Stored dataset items

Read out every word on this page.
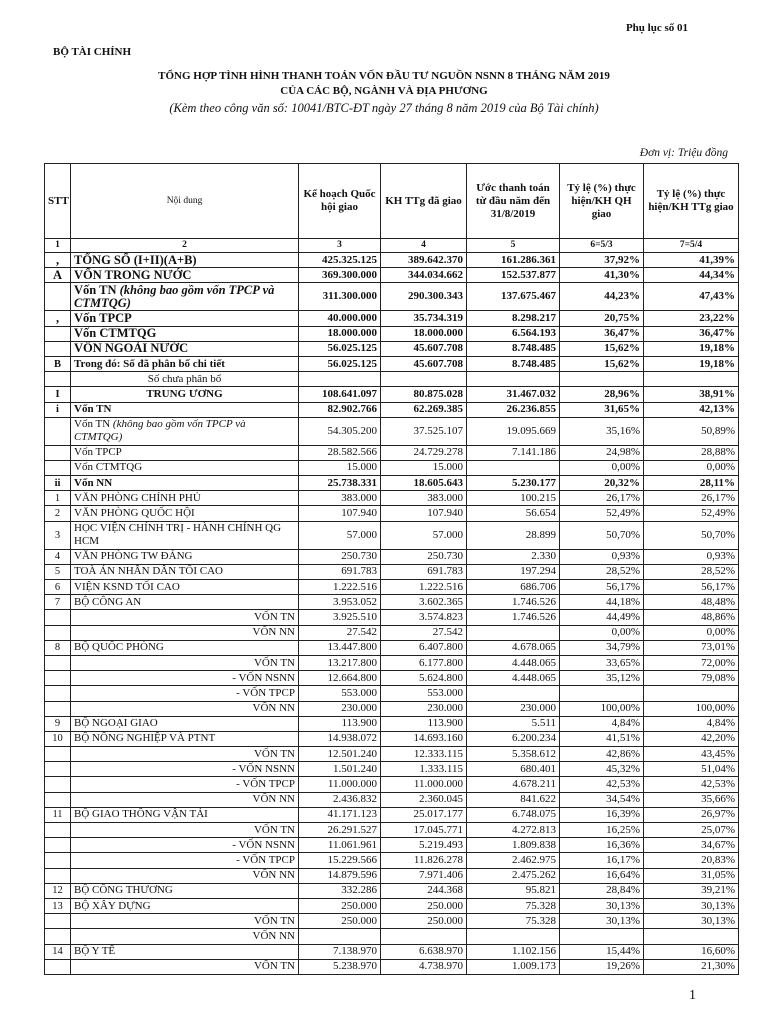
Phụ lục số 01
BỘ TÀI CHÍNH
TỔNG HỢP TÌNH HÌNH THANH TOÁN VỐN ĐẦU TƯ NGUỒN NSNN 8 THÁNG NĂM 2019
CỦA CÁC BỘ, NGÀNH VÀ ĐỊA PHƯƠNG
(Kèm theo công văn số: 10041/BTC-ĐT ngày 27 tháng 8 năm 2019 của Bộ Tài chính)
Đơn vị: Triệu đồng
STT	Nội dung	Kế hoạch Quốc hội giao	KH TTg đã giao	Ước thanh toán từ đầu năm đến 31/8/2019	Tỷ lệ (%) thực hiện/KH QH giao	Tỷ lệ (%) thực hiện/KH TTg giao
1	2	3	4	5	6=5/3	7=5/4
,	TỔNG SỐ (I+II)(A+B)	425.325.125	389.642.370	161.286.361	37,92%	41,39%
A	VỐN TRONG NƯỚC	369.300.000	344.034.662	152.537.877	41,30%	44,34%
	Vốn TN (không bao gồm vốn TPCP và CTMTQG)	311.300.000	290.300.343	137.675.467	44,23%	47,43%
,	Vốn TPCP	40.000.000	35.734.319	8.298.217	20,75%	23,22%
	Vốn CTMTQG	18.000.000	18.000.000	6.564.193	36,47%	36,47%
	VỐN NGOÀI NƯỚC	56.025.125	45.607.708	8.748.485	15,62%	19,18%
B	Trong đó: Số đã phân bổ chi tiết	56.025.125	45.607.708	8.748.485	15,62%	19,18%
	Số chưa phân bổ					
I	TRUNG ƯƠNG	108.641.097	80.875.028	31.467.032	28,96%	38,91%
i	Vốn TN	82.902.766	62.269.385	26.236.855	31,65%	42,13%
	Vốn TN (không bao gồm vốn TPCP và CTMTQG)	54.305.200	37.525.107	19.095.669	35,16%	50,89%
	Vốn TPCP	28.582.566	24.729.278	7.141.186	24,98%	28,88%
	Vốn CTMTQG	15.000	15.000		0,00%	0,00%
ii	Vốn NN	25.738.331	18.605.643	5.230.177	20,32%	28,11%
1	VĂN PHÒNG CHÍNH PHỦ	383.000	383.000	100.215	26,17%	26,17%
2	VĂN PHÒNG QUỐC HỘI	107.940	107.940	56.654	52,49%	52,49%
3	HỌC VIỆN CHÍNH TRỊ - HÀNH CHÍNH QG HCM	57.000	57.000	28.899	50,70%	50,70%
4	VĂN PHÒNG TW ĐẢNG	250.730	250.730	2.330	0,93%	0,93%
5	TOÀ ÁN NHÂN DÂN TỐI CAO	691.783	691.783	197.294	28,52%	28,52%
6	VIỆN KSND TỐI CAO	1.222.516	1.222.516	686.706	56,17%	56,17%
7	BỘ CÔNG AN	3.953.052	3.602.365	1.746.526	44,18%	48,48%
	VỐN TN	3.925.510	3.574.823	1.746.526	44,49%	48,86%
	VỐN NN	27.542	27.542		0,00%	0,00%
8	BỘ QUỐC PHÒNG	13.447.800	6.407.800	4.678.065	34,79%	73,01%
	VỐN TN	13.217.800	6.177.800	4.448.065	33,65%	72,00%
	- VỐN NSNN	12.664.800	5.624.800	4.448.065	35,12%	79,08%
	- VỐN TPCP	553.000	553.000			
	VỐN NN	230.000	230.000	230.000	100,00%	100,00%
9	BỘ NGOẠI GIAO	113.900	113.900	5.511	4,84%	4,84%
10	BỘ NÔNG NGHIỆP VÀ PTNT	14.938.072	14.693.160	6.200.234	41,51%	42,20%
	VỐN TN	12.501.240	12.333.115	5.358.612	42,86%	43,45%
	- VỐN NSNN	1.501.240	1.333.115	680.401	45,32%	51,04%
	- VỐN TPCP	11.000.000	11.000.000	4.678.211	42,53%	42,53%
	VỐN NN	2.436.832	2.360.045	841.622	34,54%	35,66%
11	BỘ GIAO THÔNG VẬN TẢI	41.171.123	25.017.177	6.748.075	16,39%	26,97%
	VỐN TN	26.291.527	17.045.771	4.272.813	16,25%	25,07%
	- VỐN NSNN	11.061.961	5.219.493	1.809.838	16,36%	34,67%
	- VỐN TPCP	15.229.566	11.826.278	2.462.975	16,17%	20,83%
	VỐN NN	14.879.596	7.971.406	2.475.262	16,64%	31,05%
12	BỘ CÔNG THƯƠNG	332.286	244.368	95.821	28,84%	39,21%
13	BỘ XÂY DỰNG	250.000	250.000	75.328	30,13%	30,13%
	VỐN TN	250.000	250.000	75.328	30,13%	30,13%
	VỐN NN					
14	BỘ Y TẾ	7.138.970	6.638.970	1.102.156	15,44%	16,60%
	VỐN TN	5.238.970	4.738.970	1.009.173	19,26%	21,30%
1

...

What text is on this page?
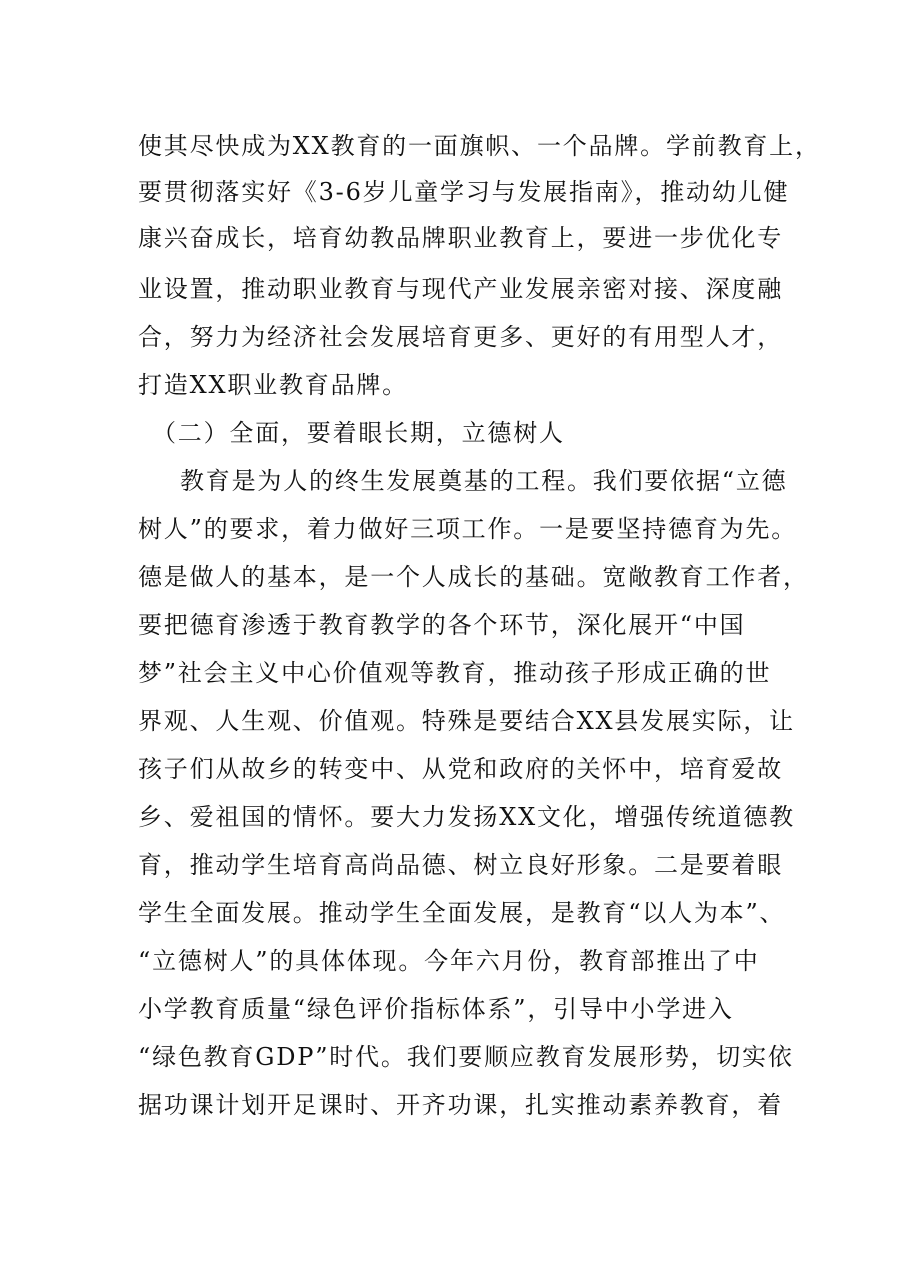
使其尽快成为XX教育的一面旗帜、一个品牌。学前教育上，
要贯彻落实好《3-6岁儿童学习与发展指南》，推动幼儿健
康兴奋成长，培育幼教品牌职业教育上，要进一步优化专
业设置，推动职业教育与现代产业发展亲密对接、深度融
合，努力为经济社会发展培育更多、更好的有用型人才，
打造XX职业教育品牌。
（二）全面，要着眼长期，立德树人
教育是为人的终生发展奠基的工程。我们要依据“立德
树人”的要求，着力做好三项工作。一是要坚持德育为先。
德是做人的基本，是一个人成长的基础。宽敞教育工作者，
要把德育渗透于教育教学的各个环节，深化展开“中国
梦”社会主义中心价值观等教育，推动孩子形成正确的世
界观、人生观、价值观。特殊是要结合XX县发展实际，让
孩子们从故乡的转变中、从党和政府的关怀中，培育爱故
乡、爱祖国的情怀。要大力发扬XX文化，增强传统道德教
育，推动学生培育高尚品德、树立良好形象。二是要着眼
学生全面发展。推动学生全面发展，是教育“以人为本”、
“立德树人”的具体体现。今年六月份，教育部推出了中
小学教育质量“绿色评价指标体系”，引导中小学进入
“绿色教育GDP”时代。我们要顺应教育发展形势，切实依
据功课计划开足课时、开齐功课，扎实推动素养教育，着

--

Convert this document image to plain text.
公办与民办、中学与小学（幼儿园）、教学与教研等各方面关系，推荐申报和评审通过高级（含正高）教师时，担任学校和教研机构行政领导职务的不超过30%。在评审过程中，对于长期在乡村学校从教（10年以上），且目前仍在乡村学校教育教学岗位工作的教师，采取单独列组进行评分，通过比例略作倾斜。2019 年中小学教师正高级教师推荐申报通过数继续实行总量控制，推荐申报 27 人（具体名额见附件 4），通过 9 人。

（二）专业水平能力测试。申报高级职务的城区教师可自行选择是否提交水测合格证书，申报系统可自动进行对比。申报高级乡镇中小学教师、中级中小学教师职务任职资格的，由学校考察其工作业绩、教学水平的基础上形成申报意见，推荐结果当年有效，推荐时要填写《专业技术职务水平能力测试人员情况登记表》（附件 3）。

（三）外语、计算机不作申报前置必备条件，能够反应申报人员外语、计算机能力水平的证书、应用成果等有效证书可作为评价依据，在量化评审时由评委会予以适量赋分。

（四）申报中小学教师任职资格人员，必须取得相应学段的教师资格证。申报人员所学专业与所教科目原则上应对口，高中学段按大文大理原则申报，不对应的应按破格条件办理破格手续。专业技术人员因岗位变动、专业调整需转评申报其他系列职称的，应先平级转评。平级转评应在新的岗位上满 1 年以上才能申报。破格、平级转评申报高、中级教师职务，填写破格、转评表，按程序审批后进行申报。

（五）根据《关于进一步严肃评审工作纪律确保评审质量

AIM
Find the word "page" in the records and pull out each line that has it.

FINISHED EXERCISE
Read out every word on this page.
What text is on this page?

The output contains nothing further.